• **Stated problem**:
Below are some records; retype all of them exactly.

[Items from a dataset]
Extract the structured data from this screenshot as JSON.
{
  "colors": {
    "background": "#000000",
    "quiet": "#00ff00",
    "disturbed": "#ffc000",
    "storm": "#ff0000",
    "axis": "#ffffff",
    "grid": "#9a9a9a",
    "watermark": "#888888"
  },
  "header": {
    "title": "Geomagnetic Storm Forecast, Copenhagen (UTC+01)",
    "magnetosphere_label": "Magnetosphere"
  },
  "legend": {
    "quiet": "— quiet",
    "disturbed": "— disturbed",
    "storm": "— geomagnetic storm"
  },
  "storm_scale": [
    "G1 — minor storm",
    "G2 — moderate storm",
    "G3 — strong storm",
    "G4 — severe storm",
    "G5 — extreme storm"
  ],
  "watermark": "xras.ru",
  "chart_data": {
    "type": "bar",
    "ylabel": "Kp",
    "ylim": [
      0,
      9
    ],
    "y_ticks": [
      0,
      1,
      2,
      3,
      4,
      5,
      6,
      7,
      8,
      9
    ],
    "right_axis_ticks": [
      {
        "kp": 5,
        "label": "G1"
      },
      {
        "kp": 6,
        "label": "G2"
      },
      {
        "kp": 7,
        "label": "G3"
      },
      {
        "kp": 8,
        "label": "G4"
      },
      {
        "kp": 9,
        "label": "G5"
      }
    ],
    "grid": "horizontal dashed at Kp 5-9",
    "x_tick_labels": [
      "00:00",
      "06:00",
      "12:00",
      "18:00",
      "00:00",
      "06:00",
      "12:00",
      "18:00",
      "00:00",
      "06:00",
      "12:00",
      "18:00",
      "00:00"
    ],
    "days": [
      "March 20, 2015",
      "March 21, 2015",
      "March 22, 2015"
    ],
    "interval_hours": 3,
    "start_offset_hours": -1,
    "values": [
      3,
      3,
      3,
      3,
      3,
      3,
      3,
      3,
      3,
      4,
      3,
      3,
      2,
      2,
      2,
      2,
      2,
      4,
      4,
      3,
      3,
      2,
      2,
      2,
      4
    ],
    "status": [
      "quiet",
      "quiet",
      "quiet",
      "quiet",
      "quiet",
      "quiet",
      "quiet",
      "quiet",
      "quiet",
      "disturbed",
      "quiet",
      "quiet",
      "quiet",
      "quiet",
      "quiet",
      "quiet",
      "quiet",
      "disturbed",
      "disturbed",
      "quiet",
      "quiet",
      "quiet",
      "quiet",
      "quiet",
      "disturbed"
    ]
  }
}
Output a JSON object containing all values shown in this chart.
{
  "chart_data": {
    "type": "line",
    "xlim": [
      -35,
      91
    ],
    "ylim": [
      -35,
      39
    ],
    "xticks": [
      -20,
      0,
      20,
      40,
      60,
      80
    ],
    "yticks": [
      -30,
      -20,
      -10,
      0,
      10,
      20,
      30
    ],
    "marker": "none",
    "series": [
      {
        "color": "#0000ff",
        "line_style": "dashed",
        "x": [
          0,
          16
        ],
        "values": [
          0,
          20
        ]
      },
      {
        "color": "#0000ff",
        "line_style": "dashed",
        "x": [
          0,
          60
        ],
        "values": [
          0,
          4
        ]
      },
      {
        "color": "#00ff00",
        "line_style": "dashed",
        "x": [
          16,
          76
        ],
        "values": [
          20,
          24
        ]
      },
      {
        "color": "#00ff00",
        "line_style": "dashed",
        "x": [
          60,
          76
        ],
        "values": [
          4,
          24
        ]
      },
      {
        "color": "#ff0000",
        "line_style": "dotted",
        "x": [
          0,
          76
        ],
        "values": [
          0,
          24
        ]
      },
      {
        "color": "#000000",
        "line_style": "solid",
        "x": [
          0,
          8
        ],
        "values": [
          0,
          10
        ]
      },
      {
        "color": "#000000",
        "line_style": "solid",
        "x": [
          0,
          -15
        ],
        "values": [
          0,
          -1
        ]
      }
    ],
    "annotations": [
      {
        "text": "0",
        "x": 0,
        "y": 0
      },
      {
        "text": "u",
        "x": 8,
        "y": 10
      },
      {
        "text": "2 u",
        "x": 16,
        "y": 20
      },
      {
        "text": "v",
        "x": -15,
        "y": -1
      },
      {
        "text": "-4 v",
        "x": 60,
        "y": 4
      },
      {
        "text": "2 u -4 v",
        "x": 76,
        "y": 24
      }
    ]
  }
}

• **Expected output**:
Extract the structured data from this screenshot as JSON.
{
  "colors": {
    "background": "#000000",
    "quiet": "#00ff00",
    "disturbed": "#ffc000",
    "storm": "#ff0000",
    "axis": "#ffffff",
    "grid": "#9a9a9a",
    "watermark": "#888888"
  },
  "header": {
    "title": "Geomagnetic Storm Forecast, Copenhagen (UTC+01)",
    "magnetosphere_label": "Magnetosphere"
  },
  "legend": {
    "quiet": "— quiet",
    "disturbed": "— disturbed",
    "storm": "— geomagnetic storm"
  },
  "storm_scale": [
    "G1 — minor storm",
    "G2 — moderate storm",
    "G3 — strong storm",
    "G4 — severe storm",
    "G5 — extreme storm"
  ],
  "watermark": "xras.ru",
  "chart_data": {
    "type": "bar",
    "ylabel": "Kp",
    "ylim": [
      0,
      9
    ],
    "y_ticks": [
      0,
      1,
      2,
      3,
      4,
      5,
      6,
      7,
      8,
      9
    ],
    "right_axis_ticks": [
      {
        "kp": 5,
        "label": "G1"
      },
      {
        "kp": 6,
        "label": "G2"
      },
      {
        "kp": 7,
        "label": "G3"
      },
      {
        "kp": 8,
        "label": "G4"
      },
      {
        "kp": 9,
        "label": "G5"
      }
    ],
    "grid": "horizontal dashed at Kp 5-9",
    "x_tick_labels": [
      "00:00",
      "06:00",
      "12:00",
      "18:00",
      "00:00",
      "06:00",
      "12:00",
      "18:00",
      "00:00",
      "06:00",
      "12:00",
      "18:00",
      "00:00"
    ],
    "days": [
      "March 20, 2015",
      "March 21, 2015",
      "March 22, 2015"
    ],
    "interval_hours": 3,
    "start_offset_hours": -1,
    "values": [
      3,
      3,
      3,
      3,
      3,
      3,
      3,
      3,
      3,
      4,
      3,
      3,
      2,
      2,
      2,
      2,
      2,
      4,
      4,
      3,
      3,
      2,
      2,
      2,
      4
    ],
    "status": [
      "quiet",
      "quiet",
      "quiet",
      "quiet",
      "quiet",
      "quiet",
      "quiet",
      "quiet",
      "quiet",
      "disturbed",
      "quiet",
      "quiet",
      "quiet",
      "quiet",
      "quiet",
      "quiet",
      "quiet",
      "disturbed",
      "disturbed",
      "quiet",
      "quiet",
      "quiet",
      "quiet",
      "quiet",
      "disturbed"
    ]
  }
}
Output a JSON object containing all values shown in this chart.
{
  "chart_data": {
    "type": "line",
    "xlim": [
      -35,
      91
    ],
    "ylim": [
      -35,
      39
    ],
    "xticks": [
      -20,
      0,
      20,
      40,
      60,
      80
    ],
    "yticks": [
      -30,
      -20,
      -10,
      0,
      10,
      20,
      30
    ],
    "marker": "none",
    "series": [
      {
        "color": "#0000ff",
        "line_style": "dashed",
        "x": [
          0,
          16
        ],
        "values": [
          0,
          20
        ]
      },
      {
        "color": "#0000ff",
        "line_style": "dashed",
        "x": [
          0,
          60
        ],
        "values": [
          0,
          4
        ]
      },
      {
        "color": "#00ff00",
        "line_style": "dashed",
        "x": [
          16,
          76
        ],
        "values": [
          20,
          24
        ]
      },
      {
        "color": "#00ff00",
        "line_style": "dashed",
        "x": [
          60,
          76
        ],
        "values": [
          4,
          24
        ]
      },
      {
        "color": "#ff0000",
        "line_style": "dotted",
        "x": [
          0,
          76
        ],
        "values": [
          0,
          24
        ]
      },
      {
        "color": "#000000",
        "line_style": "solid",
        "x": [
          0,
          8
        ],
        "values": [
          0,
          10
        ]
      },
      {
        "color": "#000000",
        "line_style": "solid",
        "x": [
          0,
          -15
        ],
        "values": [
          0,
          -1
        ]
      }
    ],
    "annotations": [
      {
        "text": "0",
        "x": 0,
        "y": 0
      },
      {
        "text": "u",
        "x": 8,
        "y": 10
      },
      {
        "text": "2 u",
        "x": 16,
        "y": 20
      },
      {
        "text": "v",
        "x": -15,
        "y": -1
      },
      {
        "text": "-4 v",
        "x": 60,
        "y": 4
      },
      {
        "text": "2 u -4 v",
        "x": 76,
        "y": 24
      }
    ]
  }
}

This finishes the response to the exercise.